(Dataset items)
:::

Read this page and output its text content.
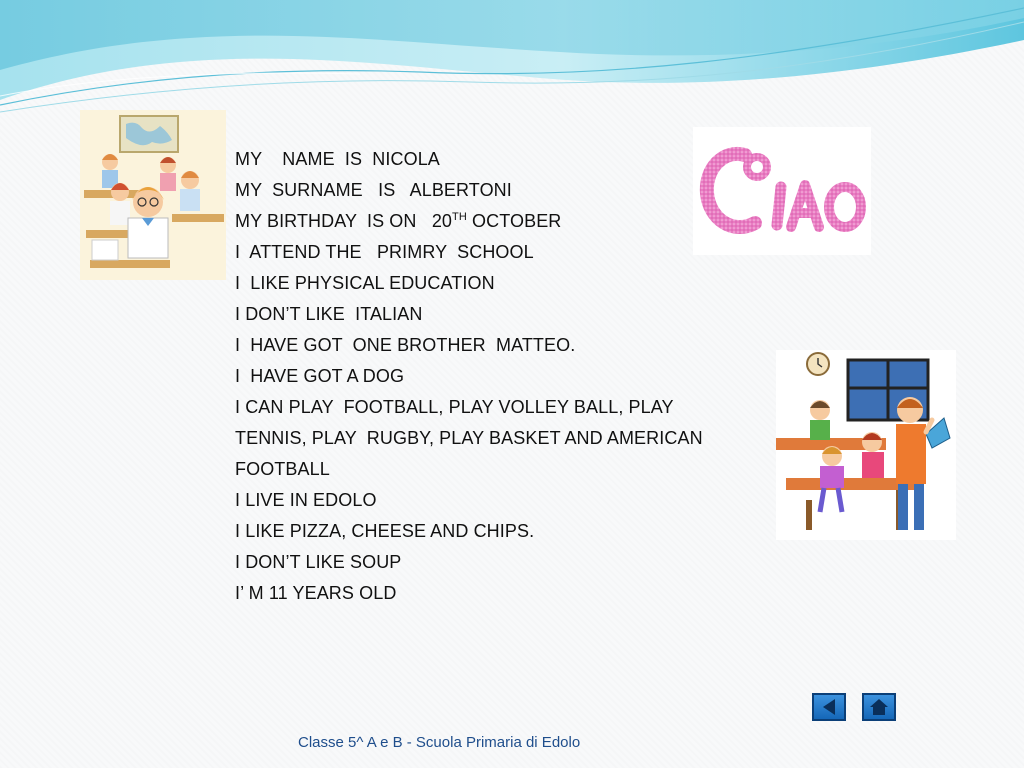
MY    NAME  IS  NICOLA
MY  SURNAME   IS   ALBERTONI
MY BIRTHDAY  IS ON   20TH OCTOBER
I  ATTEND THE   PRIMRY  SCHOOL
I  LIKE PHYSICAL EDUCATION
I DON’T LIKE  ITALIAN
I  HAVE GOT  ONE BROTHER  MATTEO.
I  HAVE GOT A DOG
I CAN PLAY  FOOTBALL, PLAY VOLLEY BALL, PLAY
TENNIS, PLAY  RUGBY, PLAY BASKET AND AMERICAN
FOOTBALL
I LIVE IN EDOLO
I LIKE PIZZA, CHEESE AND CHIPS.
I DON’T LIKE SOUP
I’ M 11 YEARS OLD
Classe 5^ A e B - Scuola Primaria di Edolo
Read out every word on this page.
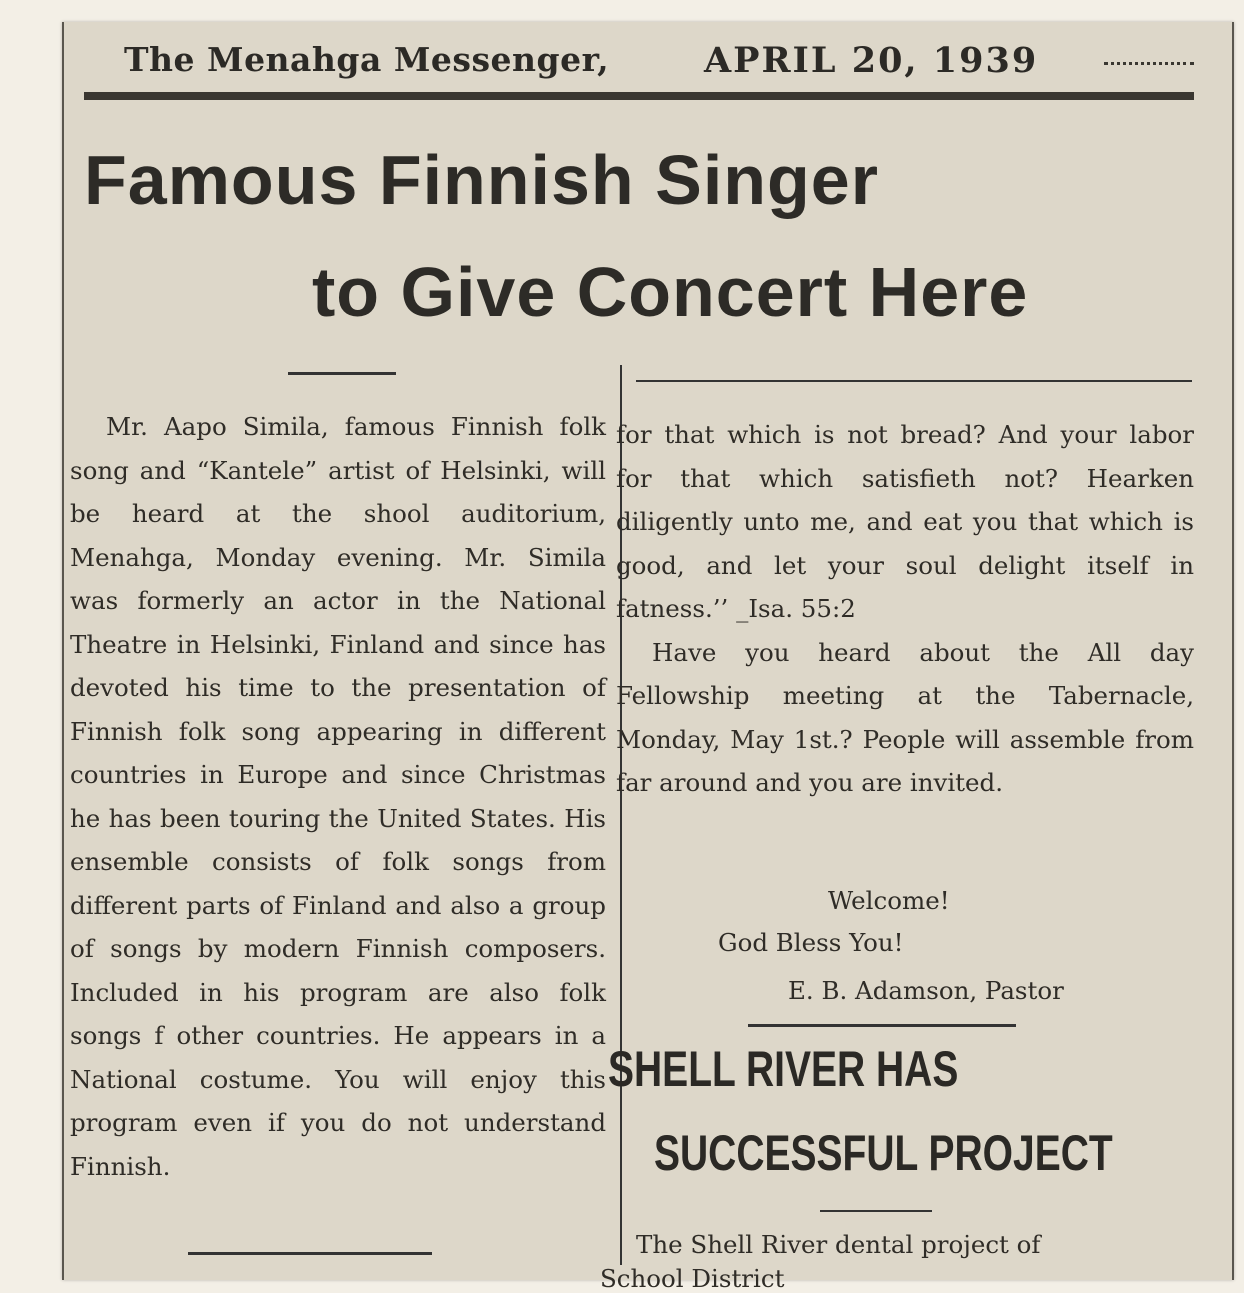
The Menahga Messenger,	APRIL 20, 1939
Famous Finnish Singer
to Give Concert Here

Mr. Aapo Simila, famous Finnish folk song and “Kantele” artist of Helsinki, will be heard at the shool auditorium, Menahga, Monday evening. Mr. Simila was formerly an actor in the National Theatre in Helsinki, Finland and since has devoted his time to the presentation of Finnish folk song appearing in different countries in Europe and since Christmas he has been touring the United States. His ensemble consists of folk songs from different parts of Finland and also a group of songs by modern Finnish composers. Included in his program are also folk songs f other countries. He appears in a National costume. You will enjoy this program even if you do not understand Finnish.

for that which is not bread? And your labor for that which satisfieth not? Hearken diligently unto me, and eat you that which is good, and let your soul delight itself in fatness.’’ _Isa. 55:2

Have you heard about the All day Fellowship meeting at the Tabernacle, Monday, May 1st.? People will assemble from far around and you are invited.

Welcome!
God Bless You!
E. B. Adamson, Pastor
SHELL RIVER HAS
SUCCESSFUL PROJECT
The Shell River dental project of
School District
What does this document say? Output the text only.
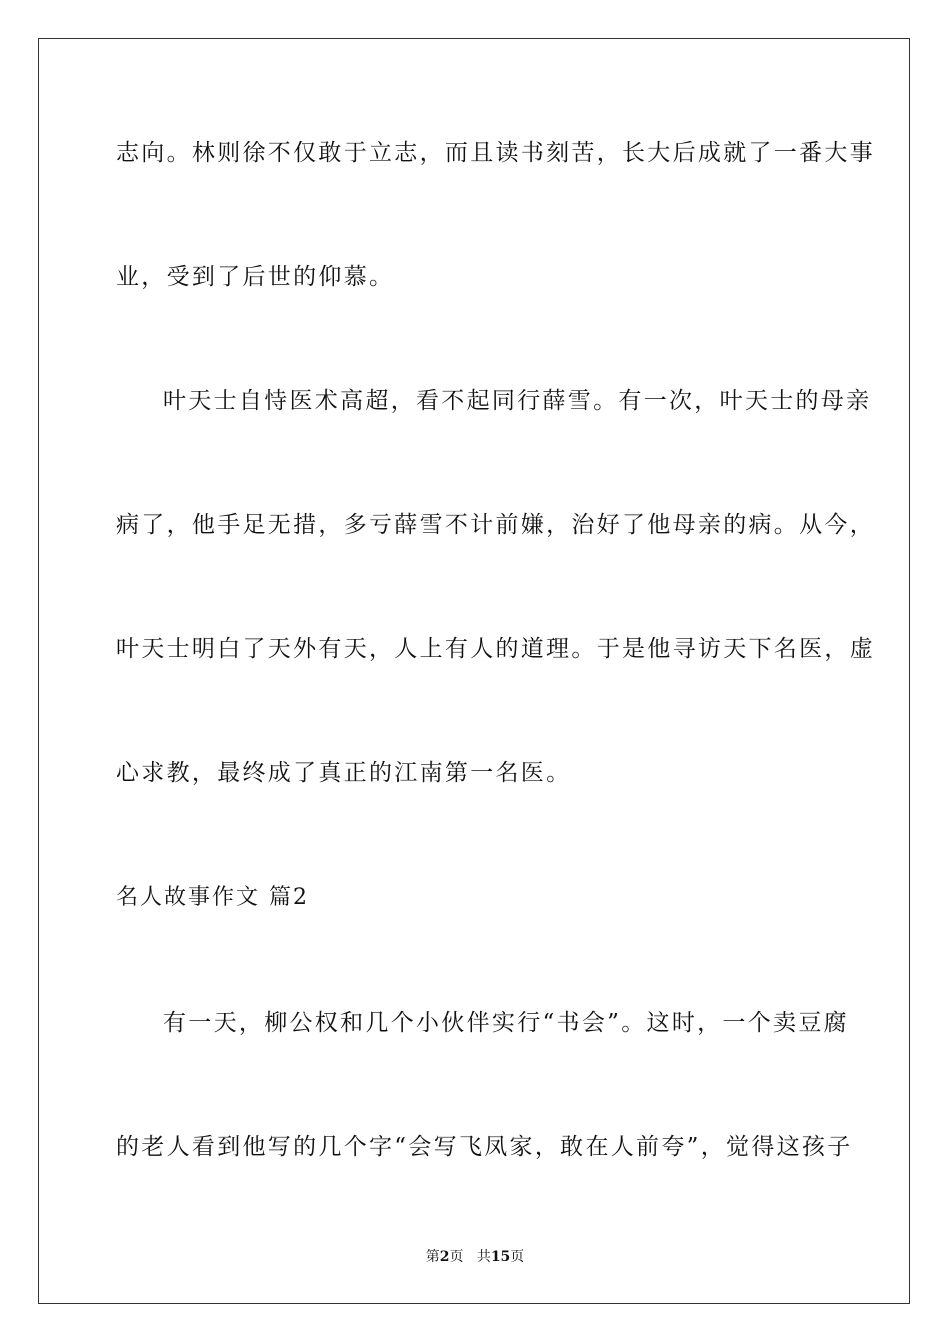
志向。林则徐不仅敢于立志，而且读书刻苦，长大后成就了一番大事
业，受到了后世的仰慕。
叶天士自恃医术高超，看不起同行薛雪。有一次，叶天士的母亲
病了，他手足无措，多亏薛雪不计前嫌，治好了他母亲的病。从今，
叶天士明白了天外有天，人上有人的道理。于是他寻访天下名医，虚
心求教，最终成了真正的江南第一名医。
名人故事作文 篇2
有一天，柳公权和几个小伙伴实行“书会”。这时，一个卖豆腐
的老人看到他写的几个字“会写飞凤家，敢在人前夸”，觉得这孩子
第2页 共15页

:::

## TASK DIRECTIONS
Reproduce precisely the lines of the entries above, from the one containing "Read out every word on this page." through the final one, both ends included, and omit the pictures.

## RESULT
Read out every word on this page.
The Menahga Messenger,	APRIL 20, 1939
Famous Finnish Singer
to Give Concert Here

Mr. Aapo Simila, famous Finnish folk song and “Kantele” artist of Helsinki, will be heard at the shool auditorium, Menahga, Monday evening. Mr. Simila was formerly an actor in the National Theatre in Helsinki, Finland and since has devoted his time to the presentation of Finnish folk song appearing in different countries in Europe and since Christmas he has been touring the United States. His ensemble consists of folk songs from different parts of Finland and also a group of songs by modern Finnish composers. Included in his program are also folk songs f other countries. He appears in a National costume. You will enjoy this program even if you do not understand Finnish.

for that which is not bread? And your labor for that which satisfieth not? Hearken diligently unto me, and eat you that which is good, and let your soul delight itself in fatness.’’ _Isa. 55:2

Have you heard about the All day Fellowship meeting at the Tabernacle, Monday, May 1st.? People will assemble from far around and you are invited.

Welcome!
God Bless You!
E. B. Adamson, Pastor
SHELL RIVER HAS
SUCCESSFUL PROJECT
The Shell River dental project of
School District
What does this document say? Output the text only.
志向。林则徐不仅敢于立志，而且读书刻苦，长大后成就了一番大事
业，受到了后世的仰慕。
叶天士自恃医术高超，看不起同行薛雪。有一次，叶天士的母亲
病了，他手足无措，多亏薛雪不计前嫌，治好了他母亲的病。从今，
叶天士明白了天外有天，人上有人的道理。于是他寻访天下名医，虚
心求教，最终成了真正的江南第一名医。
名人故事作文 篇2
有一天，柳公权和几个小伙伴实行“书会”。这时，一个卖豆腐
的老人看到他写的几个字“会写飞凤家，敢在人前夸”，觉得这孩子
第2页 共15页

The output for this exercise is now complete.